[Dataset excerpt]
++++++

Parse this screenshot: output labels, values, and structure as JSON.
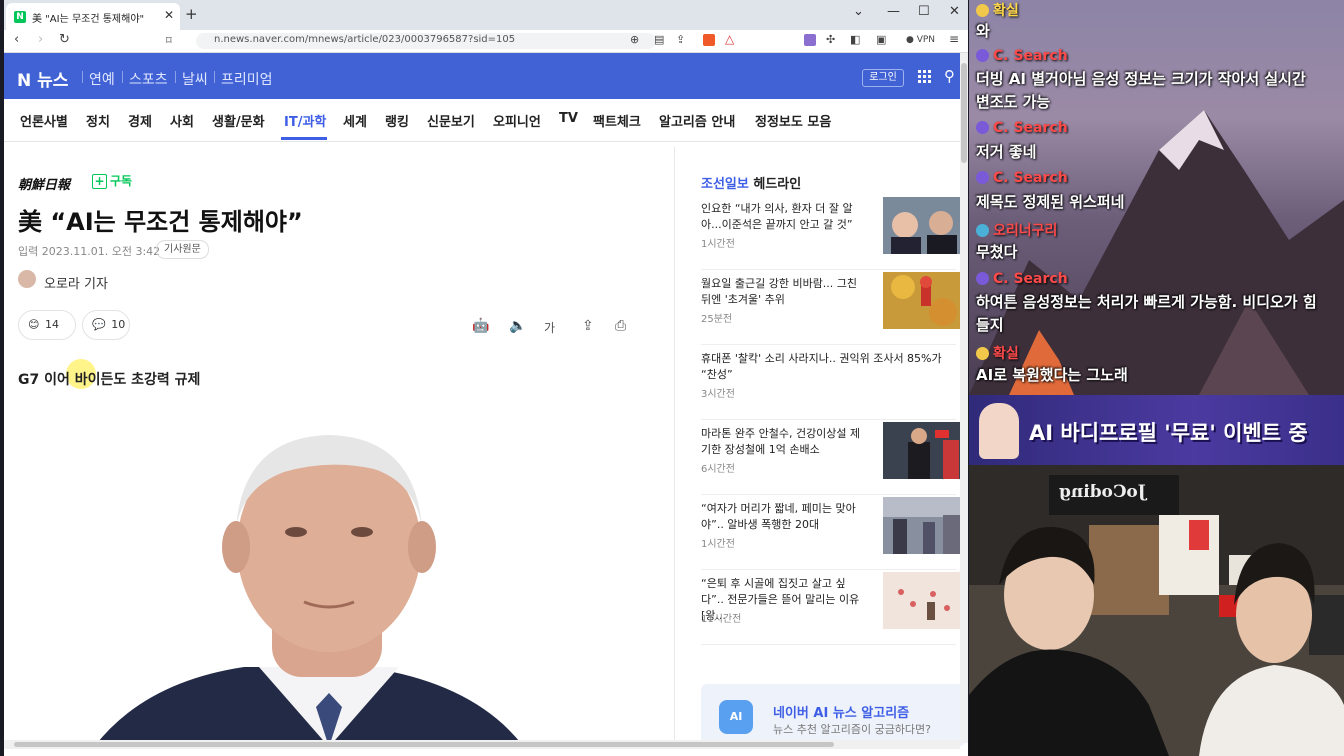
{
  "browser": {
    "tab_title": "美 \"AI는 무조건 통제해야\"",
    "url": "n.news.naver.com/mnews/article/023/0003796587?sid=105",
    "vpn": "VPN"
  },
  "naver": {
    "logo": "N 뉴스",
    "categories": [
      "연예",
      "스포츠",
      "날씨",
      "프리미엄"
    ],
    "login": "로그인"
  },
  "sections": [
    "언론사별",
    "정치",
    "경제",
    "사회",
    "생활/문화",
    "IT/과학",
    "세계",
    "랭킹",
    "신문보기",
    "오피니언",
    "TV",
    "팩트체크",
    "알고리즘 안내",
    "정정보도 모음"
  ],
  "article": {
    "brand": "朝鮮日報",
    "subscribe": "구독",
    "headline": "美 “AI는 무조건 통제해야”",
    "date": "입력 2023.11.01. 오전 3:42",
    "original_btn": "기사원문",
    "reporter": "오로라 기자",
    "reaction_count": "14",
    "comment_count": "10",
    "font_tool": "가",
    "subheadline": "G7 이어 바이든도 초강력 규제"
  },
  "sidebar": {
    "header_brand": "조선일보",
    "header_suffix": "헤드라인",
    "items": [
      {
        "title": "인요한 “내가 의사, 환자 더 잘 알아...이준석은 끝까지 안고 갈 것”",
        "time": "1시간전"
      },
      {
        "title": "월요일 출근길 강한 비바람... 그친 뒤엔 '초겨울' 추위",
        "time": "25분전"
      },
      {
        "title": "휴대폰 '찰칵' 소리 사라지나.. 권익위 조사서 85%가 “찬성”",
        "time": "3시간전"
      },
      {
        "title": "마라톤 완주 안철수, 건강이상설 제기한 장성철에 1억 손배소",
        "time": "6시간전"
      },
      {
        "title": "“여자가 머리가 짧네, 페미는 맞아야”.. 알바생 폭행한 20대",
        "time": "1시간전"
      },
      {
        "title": "“은퇴 후 시골에 집짓고 살고 싶다”.. 전문가들은 뜯어 말리는 이유 [왕...",
        "time": "11시간전"
      }
    ],
    "ai_title": "네이버 AI 뉴스 알고리즘",
    "ai_sub": "뉴스 추천 알고리즘이 궁금하다면?",
    "ai_icon": "AI"
  },
  "chat": [
    {
      "nick": "확실",
      "color": "#ffd84a"
    },
    {
      "text": "와"
    },
    {
      "nick": "C. Search",
      "color": "#ff4a4a"
    },
    {
      "text": "더빙 AI 별거아님 음성 정보는 크기가 작아서 실시간"
    },
    {
      "text": "변조도 가능"
    },
    {
      "nick": "C. Search",
      "color": "#ff4a4a"
    },
    {
      "text": "저거 좋네"
    },
    {
      "nick": "C. Search",
      "color": "#ff4a4a"
    },
    {
      "text": "제목도 정제된 위스퍼네"
    },
    {
      "nick": "오리너구리",
      "color": "#ff4a4a"
    },
    {
      "text": "무쳤다"
    },
    {
      "nick": "C. Search",
      "color": "#ff4a4a"
    },
    {
      "text": "하여튼 음성정보는 처리가 빠르게 가능함. 비디오가 힘"
    },
    {
      "text": "들지"
    },
    {
      "nick": "확실",
      "color": "#ff4a4a"
    },
    {
      "text": "AI로 복원했다는 그노래"
    }
  ],
  "banner": "AI 바디프로필 '무료' 이벤트 중",
  "cam": {
    "sign": "JoCoding"
  }
}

++++++

- CHALLENGE -
Pictures stay out; reproduce every line of the records exactly.

- OUTPUT BELOW -
Parse this screenshot: output labels, values, and structure as JSON.
{
  "browser": {
    "tab_title": "美 \"AI는 무조건 통제해야\"",
    "url": "n.news.naver.com/mnews/article/023/0003796587?sid=105",
    "vpn": "VPN"
  },
  "naver": {
    "logo": "N 뉴스",
    "categories": [
      "연예",
      "스포츠",
      "날씨",
      "프리미엄"
    ],
    "login": "로그인"
  },
  "sections": [
    "언론사별",
    "정치",
    "경제",
    "사회",
    "생활/문화",
    "IT/과학",
    "세계",
    "랭킹",
    "신문보기",
    "오피니언",
    "TV",
    "팩트체크",
    "알고리즘 안내",
    "정정보도 모음"
  ],
  "article": {
    "brand": "朝鮮日報",
    "subscribe": "구독",
    "headline": "美 “AI는 무조건 통제해야”",
    "date": "입력 2023.11.01. 오전 3:42",
    "original_btn": "기사원문",
    "reporter": "오로라 기자",
    "reaction_count": "14",
    "comment_count": "10",
    "font_tool": "가",
    "subheadline": "G7 이어 바이든도 초강력 규제"
  },
  "sidebar": {
    "header_brand": "조선일보",
    "header_suffix": "헤드라인",
    "items": [
      {
        "title": "인요한 “내가 의사, 환자 더 잘 알아...이준석은 끝까지 안고 갈 것”",
        "time": "1시간전"
      },
      {
        "title": "월요일 출근길 강한 비바람... 그친 뒤엔 '초겨울' 추위",
        "time": "25분전"
      },
      {
        "title": "휴대폰 '찰칵' 소리 사라지나.. 권익위 조사서 85%가 “찬성”",
        "time": "3시간전"
      },
      {
        "title": "마라톤 완주 안철수, 건강이상설 제기한 장성철에 1억 손배소",
        "time": "6시간전"
      },
      {
        "title": "“여자가 머리가 짧네, 페미는 맞아야”.. 알바생 폭행한 20대",
        "time": "1시간전"
      },
      {
        "title": "“은퇴 후 시골에 집짓고 살고 싶다”.. 전문가들은 뜯어 말리는 이유 [왕...",
        "time": "11시간전"
      }
    ],
    "ai_title": "네이버 AI 뉴스 알고리즘",
    "ai_sub": "뉴스 추천 알고리즘이 궁금하다면?",
    "ai_icon": "AI"
  },
  "chat": [
    {
      "nick": "확실",
      "color": "#ffd84a"
    },
    {
      "text": "와"
    },
    {
      "nick": "C. Search",
      "color": "#ff4a4a"
    },
    {
      "text": "더빙 AI 별거아님 음성 정보는 크기가 작아서 실시간"
    },
    {
      "text": "변조도 가능"
    },
    {
      "nick": "C. Search",
      "color": "#ff4a4a"
    },
    {
      "text": "저거 좋네"
    },
    {
      "nick": "C. Search",
      "color": "#ff4a4a"
    },
    {
      "text": "제목도 정제된 위스퍼네"
    },
    {
      "nick": "오리너구리",
      "color": "#ff4a4a"
    },
    {
      "text": "무쳤다"
    },
    {
      "nick": "C. Search",
      "color": "#ff4a4a"
    },
    {
      "text": "하여튼 음성정보는 처리가 빠르게 가능함. 비디오가 힘"
    },
    {
      "text": "들지"
    },
    {
      "nick": "확실",
      "color": "#ff4a4a"
    },
    {
      "text": "AI로 복원했다는 그노래"
    }
  ],
  "banner": "AI 바디프로필 '무료' 이벤트 중",
  "cam": {
    "sign": "JoCoding"
  }
}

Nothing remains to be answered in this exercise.